- **WHAT THE TASK ASKS**: Can you copy out the records below line for line, with every character unchanged?

——————

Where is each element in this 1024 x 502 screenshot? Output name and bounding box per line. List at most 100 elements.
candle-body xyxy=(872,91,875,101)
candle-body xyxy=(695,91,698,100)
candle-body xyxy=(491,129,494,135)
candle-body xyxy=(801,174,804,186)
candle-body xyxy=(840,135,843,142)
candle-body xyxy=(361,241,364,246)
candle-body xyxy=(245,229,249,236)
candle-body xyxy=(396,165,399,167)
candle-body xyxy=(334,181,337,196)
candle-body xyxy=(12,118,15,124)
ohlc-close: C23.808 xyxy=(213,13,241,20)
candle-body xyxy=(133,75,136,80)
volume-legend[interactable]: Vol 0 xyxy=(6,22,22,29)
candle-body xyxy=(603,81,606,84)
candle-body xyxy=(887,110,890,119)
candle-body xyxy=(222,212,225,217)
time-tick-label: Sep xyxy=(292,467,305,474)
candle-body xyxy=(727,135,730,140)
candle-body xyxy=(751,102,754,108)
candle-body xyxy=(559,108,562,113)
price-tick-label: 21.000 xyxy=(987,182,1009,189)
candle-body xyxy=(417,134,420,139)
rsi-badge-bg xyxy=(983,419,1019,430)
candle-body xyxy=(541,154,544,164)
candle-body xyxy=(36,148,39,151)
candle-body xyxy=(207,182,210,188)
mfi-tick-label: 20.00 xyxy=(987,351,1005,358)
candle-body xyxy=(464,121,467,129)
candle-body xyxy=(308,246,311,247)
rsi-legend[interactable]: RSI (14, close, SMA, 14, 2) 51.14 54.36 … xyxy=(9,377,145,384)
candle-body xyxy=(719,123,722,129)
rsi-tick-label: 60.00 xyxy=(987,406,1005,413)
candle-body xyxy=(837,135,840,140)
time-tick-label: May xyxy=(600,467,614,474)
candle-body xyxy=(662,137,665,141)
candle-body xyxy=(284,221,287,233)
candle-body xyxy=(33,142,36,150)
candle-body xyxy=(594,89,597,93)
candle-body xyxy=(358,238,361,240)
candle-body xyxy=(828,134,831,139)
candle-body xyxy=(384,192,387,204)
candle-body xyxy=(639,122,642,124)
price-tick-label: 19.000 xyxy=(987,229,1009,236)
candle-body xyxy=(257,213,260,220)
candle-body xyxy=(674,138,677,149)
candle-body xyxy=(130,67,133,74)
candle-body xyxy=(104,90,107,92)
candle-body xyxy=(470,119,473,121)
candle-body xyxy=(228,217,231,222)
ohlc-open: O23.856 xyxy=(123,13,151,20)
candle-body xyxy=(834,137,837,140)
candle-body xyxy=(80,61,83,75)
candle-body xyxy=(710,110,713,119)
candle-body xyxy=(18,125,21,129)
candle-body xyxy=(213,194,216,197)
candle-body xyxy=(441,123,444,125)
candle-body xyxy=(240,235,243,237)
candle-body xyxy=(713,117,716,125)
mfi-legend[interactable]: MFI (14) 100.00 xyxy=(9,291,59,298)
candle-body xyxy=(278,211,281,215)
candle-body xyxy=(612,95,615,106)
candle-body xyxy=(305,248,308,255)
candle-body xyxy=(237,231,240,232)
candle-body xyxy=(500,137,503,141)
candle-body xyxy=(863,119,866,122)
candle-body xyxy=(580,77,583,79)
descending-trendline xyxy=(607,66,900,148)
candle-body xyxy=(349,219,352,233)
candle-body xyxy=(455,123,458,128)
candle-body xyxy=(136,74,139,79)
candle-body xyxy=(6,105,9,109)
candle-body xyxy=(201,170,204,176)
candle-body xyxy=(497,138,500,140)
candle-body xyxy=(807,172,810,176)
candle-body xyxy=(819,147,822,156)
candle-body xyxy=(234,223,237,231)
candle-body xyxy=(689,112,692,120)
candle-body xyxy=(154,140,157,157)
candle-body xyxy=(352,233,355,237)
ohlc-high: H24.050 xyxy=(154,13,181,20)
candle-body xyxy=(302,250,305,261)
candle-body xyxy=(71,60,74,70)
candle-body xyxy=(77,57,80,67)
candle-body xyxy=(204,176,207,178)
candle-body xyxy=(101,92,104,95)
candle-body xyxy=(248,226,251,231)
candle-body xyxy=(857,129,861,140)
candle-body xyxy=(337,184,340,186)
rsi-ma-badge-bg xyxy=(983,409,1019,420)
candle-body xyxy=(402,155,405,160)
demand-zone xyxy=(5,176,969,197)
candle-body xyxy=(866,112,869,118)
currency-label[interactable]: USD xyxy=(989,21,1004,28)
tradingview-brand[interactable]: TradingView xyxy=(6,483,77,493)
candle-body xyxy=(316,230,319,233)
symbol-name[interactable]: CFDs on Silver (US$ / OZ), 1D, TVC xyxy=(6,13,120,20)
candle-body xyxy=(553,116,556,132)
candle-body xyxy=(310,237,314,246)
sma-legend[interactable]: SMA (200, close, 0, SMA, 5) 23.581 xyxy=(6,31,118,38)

——————

- **WRITTEN SOLUTION**:
Where is each element in this 1024 x 502 screenshot? Output name and bounding box per line. List at most 100 elements.
candle-body xyxy=(872,91,875,101)
candle-body xyxy=(695,91,698,100)
candle-body xyxy=(491,129,494,135)
candle-body xyxy=(801,174,804,186)
candle-body xyxy=(840,135,843,142)
candle-body xyxy=(361,241,364,246)
candle-body xyxy=(245,229,249,236)
candle-body xyxy=(396,165,399,167)
candle-body xyxy=(334,181,337,196)
candle-body xyxy=(12,118,15,124)
ohlc-close: C23.808 xyxy=(213,13,241,20)
candle-body xyxy=(133,75,136,80)
volume-legend[interactable]: Vol 0 xyxy=(6,22,22,29)
candle-body xyxy=(603,81,606,84)
candle-body xyxy=(887,110,890,119)
candle-body xyxy=(222,212,225,217)
time-tick-label: Sep xyxy=(292,467,305,474)
candle-body xyxy=(727,135,730,140)
candle-body xyxy=(751,102,754,108)
candle-body xyxy=(559,108,562,113)
price-tick-label: 21.000 xyxy=(987,182,1009,189)
candle-body xyxy=(417,134,420,139)
rsi-badge-bg xyxy=(983,419,1019,430)
candle-body xyxy=(541,154,544,164)
candle-body xyxy=(36,148,39,151)
candle-body xyxy=(207,182,210,188)
mfi-tick-label: 20.00 xyxy=(987,351,1005,358)
candle-body xyxy=(464,121,467,129)
candle-body xyxy=(308,246,311,247)
rsi-legend[interactable]: RSI (14, close, SMA, 14, 2) 51.14 54.36 … xyxy=(9,377,145,384)
candle-body xyxy=(719,123,722,129)
rsi-tick-label: 60.00 xyxy=(987,406,1005,413)
candle-body xyxy=(837,135,840,140)
time-tick-label: May xyxy=(600,467,614,474)
candle-body xyxy=(662,137,665,141)
candle-body xyxy=(284,221,287,233)
candle-body xyxy=(33,142,36,150)
candle-body xyxy=(594,89,597,93)
candle-body xyxy=(358,238,361,240)
candle-body xyxy=(828,134,831,139)
candle-body xyxy=(384,192,387,204)
candle-body xyxy=(639,122,642,124)
price-tick-label: 19.000 xyxy=(987,229,1009,236)
candle-body xyxy=(257,213,260,220)
candle-body xyxy=(674,138,677,149)
candle-body xyxy=(130,67,133,74)
candle-body xyxy=(104,90,107,92)
candle-body xyxy=(470,119,473,121)
candle-body xyxy=(228,217,231,222)
ohlc-open: O23.856 xyxy=(123,13,151,20)
candle-body xyxy=(834,137,837,140)
candle-body xyxy=(80,61,83,75)
candle-body xyxy=(710,110,713,119)
candle-body xyxy=(18,125,21,129)
candle-body xyxy=(213,194,216,197)
candle-body xyxy=(441,123,444,125)
candle-body xyxy=(240,235,243,237)
candle-body xyxy=(713,117,716,125)
mfi-legend[interactable]: MFI (14) 100.00 xyxy=(9,291,59,298)
candle-body xyxy=(278,211,281,215)
candle-body xyxy=(612,95,615,106)
candle-body xyxy=(305,248,308,255)
candle-body xyxy=(237,231,240,232)
candle-body xyxy=(500,137,503,141)
candle-body xyxy=(863,119,866,122)
candle-body xyxy=(580,77,583,79)
descending-trendline xyxy=(607,66,900,148)
candle-body xyxy=(349,219,352,233)
candle-body xyxy=(455,123,458,128)
candle-body xyxy=(136,74,139,79)
candle-body xyxy=(6,105,9,109)
candle-body xyxy=(201,170,204,176)
candle-body xyxy=(497,138,500,140)
candle-body xyxy=(807,172,810,176)
candle-body xyxy=(819,147,822,156)
candle-body xyxy=(234,223,237,231)
candle-body xyxy=(689,112,692,120)
candle-body xyxy=(154,140,157,157)
candle-body xyxy=(352,233,355,237)
ohlc-high: H24.050 xyxy=(154,13,181,20)
candle-body xyxy=(302,250,305,261)
candle-body xyxy=(71,60,74,70)
candle-body xyxy=(77,57,80,67)
candle-body xyxy=(204,176,207,178)
candle-body xyxy=(101,92,104,95)
candle-body xyxy=(248,226,251,231)
candle-body xyxy=(857,129,861,140)
candle-body xyxy=(337,184,340,186)
rsi-ma-badge-bg xyxy=(983,409,1019,420)
candle-body xyxy=(402,155,405,160)
demand-zone xyxy=(5,176,969,197)
candle-body xyxy=(866,112,869,118)
currency-label[interactable]: USD xyxy=(989,21,1004,28)
tradingview-brand[interactable]: TradingView xyxy=(6,483,77,493)
candle-body xyxy=(316,230,319,233)
symbol-name[interactable]: CFDs on Silver (US$ / OZ), 1D, TVC xyxy=(6,13,120,20)
candle-body xyxy=(553,116,556,132)
candle-body xyxy=(310,237,314,246)
sma-legend[interactable]: SMA (200, close, 0, SMA, 5) 23.581 xyxy=(6,31,118,38)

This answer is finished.